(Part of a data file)
^^^^
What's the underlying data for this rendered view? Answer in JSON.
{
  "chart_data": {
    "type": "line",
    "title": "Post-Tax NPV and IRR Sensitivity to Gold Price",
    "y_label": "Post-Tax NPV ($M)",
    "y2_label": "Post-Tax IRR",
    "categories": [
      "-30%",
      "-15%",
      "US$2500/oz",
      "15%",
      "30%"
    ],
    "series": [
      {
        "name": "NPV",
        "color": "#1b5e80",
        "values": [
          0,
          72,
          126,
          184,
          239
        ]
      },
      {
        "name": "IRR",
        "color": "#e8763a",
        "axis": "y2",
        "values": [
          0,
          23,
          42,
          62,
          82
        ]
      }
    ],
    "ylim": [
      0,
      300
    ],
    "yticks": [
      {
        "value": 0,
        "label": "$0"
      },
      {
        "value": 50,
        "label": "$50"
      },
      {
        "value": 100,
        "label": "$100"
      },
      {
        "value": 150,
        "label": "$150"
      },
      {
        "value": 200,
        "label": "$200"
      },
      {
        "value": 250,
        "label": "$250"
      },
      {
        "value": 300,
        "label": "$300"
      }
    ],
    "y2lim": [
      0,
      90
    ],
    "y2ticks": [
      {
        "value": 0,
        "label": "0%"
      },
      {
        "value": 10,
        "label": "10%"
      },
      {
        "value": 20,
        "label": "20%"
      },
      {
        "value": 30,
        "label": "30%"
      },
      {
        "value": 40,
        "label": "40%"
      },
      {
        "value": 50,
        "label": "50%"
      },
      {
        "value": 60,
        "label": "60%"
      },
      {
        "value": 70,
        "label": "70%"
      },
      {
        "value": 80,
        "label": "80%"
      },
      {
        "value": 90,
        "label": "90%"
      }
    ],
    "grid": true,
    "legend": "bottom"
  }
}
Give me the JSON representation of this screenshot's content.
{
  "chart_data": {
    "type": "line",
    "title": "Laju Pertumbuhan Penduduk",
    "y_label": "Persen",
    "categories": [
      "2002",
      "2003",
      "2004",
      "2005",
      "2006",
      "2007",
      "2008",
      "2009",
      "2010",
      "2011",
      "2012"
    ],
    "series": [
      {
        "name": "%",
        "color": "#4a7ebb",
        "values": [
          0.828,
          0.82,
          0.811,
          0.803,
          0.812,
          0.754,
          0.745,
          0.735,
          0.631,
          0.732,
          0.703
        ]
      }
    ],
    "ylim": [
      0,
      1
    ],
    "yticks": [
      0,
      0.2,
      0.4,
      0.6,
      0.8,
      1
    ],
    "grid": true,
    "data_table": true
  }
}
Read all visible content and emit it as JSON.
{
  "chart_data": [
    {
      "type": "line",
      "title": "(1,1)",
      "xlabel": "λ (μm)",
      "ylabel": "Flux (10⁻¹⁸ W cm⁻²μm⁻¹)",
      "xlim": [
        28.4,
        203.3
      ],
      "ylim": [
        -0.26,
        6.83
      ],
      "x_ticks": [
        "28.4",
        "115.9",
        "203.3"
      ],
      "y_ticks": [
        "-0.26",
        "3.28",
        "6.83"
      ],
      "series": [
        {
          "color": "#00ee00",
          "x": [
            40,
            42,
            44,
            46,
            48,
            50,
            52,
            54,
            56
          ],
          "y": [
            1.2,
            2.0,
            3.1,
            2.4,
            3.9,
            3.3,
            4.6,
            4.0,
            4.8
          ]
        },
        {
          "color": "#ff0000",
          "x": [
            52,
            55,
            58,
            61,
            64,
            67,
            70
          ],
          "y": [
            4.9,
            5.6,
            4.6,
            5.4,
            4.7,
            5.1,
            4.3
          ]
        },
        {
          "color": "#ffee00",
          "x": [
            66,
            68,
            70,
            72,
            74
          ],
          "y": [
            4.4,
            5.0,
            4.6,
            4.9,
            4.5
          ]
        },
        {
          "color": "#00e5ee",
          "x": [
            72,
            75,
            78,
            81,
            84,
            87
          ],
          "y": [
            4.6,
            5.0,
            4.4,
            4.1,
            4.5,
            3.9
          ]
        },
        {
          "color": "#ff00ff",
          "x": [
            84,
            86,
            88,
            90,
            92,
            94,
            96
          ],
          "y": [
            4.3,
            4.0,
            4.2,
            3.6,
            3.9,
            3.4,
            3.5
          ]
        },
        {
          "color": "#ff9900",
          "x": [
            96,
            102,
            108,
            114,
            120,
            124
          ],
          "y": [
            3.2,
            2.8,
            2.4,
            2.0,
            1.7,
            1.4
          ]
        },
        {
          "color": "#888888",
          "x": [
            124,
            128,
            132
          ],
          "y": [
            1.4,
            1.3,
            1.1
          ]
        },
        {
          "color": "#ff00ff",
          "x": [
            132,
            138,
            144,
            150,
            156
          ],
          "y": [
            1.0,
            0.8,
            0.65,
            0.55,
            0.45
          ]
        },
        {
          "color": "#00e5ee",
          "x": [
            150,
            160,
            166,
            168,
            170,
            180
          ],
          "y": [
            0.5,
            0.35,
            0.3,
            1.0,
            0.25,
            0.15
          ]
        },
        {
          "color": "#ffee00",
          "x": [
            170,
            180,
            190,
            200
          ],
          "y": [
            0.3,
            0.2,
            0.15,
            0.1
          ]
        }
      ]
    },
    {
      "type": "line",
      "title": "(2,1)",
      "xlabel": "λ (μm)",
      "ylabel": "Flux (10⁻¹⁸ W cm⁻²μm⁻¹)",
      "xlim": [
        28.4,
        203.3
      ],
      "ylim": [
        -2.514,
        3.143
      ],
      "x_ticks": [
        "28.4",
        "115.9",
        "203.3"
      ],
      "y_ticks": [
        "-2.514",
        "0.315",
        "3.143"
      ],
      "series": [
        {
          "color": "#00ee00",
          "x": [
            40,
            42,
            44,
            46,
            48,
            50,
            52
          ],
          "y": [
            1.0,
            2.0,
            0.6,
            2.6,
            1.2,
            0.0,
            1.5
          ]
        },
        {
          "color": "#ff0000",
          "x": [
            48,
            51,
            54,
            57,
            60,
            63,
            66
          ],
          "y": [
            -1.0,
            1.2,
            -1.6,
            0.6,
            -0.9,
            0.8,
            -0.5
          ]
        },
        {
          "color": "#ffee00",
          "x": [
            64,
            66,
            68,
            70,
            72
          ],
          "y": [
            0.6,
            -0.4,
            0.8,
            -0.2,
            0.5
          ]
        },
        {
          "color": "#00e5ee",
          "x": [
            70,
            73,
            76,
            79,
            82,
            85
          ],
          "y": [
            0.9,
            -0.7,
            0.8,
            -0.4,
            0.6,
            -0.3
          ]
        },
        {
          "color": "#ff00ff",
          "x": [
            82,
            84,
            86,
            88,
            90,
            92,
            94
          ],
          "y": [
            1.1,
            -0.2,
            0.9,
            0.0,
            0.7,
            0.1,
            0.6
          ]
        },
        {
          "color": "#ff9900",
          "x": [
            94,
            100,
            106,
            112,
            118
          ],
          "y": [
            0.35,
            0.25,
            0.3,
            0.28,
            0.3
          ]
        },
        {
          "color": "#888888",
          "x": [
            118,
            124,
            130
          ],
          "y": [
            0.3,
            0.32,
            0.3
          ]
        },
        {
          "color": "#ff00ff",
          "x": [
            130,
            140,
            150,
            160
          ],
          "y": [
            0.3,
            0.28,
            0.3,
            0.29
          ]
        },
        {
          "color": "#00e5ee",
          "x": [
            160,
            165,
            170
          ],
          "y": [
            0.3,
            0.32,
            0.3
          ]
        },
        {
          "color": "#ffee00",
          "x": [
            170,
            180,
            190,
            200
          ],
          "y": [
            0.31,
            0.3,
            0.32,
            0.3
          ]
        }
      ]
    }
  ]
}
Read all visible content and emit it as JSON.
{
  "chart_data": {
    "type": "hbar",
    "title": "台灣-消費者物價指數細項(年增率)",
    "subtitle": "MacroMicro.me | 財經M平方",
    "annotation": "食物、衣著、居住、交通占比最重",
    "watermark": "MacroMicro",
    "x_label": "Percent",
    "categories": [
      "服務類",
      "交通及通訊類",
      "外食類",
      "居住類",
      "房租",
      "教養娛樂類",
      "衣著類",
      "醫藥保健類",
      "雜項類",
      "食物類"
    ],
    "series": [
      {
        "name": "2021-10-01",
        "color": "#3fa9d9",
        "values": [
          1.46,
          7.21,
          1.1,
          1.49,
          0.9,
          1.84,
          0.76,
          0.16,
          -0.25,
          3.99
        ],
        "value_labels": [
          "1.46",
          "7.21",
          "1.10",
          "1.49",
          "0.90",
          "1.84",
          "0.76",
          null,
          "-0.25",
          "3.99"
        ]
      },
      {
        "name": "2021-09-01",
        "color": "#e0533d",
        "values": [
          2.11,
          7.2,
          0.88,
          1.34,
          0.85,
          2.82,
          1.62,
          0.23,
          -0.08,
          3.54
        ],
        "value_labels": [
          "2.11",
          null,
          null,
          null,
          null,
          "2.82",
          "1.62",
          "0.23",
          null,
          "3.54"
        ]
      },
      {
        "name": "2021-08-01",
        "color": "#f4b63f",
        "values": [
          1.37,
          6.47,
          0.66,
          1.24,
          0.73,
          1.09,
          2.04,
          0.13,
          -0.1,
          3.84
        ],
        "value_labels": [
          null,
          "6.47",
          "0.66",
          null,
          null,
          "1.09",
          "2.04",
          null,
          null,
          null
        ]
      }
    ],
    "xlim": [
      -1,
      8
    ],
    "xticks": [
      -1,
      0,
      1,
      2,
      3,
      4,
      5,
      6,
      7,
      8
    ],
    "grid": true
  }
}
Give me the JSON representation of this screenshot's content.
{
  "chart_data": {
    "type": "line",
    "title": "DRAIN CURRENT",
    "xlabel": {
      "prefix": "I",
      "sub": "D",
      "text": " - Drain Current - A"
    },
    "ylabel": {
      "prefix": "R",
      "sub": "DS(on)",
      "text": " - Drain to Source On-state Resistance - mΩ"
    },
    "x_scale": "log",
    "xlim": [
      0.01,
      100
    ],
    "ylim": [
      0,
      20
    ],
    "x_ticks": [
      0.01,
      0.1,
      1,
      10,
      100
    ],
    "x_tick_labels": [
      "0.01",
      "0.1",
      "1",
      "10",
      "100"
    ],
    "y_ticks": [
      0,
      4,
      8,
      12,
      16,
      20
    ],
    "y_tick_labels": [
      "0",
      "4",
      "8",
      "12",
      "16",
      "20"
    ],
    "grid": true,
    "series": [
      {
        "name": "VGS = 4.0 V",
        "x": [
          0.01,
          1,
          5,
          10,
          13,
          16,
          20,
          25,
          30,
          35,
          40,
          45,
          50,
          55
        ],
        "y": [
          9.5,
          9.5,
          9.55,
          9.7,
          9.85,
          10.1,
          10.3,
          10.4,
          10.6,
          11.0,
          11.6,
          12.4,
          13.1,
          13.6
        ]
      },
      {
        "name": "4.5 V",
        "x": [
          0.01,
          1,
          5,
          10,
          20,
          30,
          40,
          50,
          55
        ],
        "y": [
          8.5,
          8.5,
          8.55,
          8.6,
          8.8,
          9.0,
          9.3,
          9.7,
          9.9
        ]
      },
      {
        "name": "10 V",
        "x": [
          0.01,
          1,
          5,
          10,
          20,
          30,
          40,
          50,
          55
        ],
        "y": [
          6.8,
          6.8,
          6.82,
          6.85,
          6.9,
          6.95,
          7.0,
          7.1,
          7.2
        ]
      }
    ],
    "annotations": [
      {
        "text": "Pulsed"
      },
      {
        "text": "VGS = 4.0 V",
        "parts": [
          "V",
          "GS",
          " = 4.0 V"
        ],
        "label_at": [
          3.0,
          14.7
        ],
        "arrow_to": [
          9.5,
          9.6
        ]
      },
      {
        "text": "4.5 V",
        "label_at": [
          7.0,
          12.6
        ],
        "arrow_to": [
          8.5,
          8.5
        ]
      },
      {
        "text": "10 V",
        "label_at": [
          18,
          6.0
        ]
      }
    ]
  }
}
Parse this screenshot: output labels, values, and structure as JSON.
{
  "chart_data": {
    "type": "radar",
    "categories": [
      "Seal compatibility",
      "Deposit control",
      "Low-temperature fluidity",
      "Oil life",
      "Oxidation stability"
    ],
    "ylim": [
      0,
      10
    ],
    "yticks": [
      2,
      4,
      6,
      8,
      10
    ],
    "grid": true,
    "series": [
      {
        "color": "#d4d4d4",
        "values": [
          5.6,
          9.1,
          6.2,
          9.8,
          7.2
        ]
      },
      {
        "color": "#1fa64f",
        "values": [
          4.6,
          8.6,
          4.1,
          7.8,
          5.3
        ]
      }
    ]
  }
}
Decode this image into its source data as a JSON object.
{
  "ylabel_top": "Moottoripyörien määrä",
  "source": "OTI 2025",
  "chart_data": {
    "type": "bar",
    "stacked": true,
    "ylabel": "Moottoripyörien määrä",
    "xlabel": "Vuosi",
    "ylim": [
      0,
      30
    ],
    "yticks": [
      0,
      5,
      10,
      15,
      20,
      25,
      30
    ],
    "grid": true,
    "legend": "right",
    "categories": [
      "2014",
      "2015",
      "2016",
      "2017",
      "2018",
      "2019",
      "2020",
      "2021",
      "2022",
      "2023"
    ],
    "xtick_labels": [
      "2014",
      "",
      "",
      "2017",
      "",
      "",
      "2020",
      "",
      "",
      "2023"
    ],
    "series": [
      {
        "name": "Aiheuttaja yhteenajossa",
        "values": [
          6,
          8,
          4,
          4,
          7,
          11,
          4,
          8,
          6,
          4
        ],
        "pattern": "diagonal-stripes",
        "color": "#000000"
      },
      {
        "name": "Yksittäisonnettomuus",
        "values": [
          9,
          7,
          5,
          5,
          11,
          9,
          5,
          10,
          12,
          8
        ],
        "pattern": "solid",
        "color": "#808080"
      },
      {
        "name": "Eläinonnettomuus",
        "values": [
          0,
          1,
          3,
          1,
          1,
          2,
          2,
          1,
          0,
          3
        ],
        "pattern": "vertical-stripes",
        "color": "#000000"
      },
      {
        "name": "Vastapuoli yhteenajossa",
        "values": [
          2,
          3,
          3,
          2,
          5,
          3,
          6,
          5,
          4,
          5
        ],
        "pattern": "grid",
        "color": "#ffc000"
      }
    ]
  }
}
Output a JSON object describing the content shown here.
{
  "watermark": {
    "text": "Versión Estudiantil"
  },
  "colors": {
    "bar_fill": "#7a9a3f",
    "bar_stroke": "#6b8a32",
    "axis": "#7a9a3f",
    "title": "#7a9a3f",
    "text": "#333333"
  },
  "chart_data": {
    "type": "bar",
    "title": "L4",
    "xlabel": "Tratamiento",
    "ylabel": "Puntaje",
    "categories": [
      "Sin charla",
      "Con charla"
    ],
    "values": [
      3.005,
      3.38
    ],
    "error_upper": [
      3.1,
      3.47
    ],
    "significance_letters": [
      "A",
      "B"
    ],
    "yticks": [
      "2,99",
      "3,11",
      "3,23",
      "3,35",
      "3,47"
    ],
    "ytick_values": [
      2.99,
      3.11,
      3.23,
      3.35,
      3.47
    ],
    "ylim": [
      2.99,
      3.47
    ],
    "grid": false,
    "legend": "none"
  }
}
^^^^
§ TASK DETAILS
From the listing above, copy out each line where the word "legend" appears.

§ EXERCISE OUTPUT
    "legend": "bottom"
    "legend": "right",
    "legend": "none"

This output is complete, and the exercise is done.